**Exercise aim:**
Copy all the entries word for word, but omit the pictures.

**Given records:**

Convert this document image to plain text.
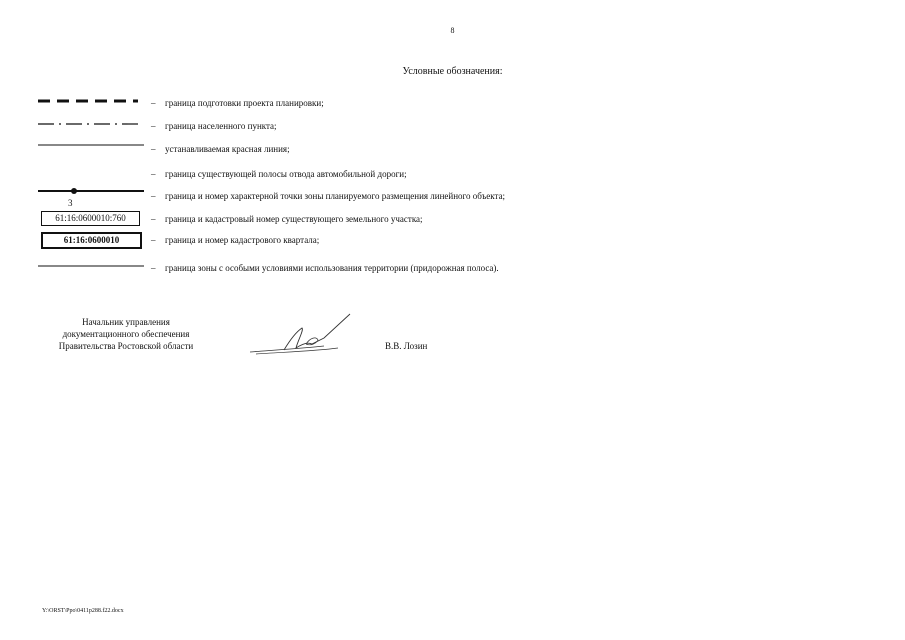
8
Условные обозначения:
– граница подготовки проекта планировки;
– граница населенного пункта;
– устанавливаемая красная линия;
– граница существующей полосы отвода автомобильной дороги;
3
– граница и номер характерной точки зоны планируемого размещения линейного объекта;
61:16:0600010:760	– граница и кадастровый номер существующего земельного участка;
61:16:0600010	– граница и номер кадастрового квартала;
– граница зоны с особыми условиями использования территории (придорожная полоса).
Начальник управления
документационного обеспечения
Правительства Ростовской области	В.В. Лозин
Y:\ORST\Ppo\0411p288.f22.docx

**Finished exercise:**
Convert this document image to plain text.
8
Условные обозначения:
– граница подготовки проекта планировки;
– граница населенного пункта;
– устанавливаемая красная линия;
– граница существующей полосы отвода автомобильной дороги;
3
– граница и номер характерной точки зоны планируемого размещения линейного объекта;
61:16:0600010:760	– граница и кадастровый номер существующего земельного участка;
61:16:0600010	– граница и номер кадастрового квартала;
– граница зоны с особыми условиями использования территории (придорожная полоса).
Начальник управления
документационного обеспечения
Правительства Ростовской области	В.В. Лозин
Y:\ORST\Ppo\0411p288.f22.docx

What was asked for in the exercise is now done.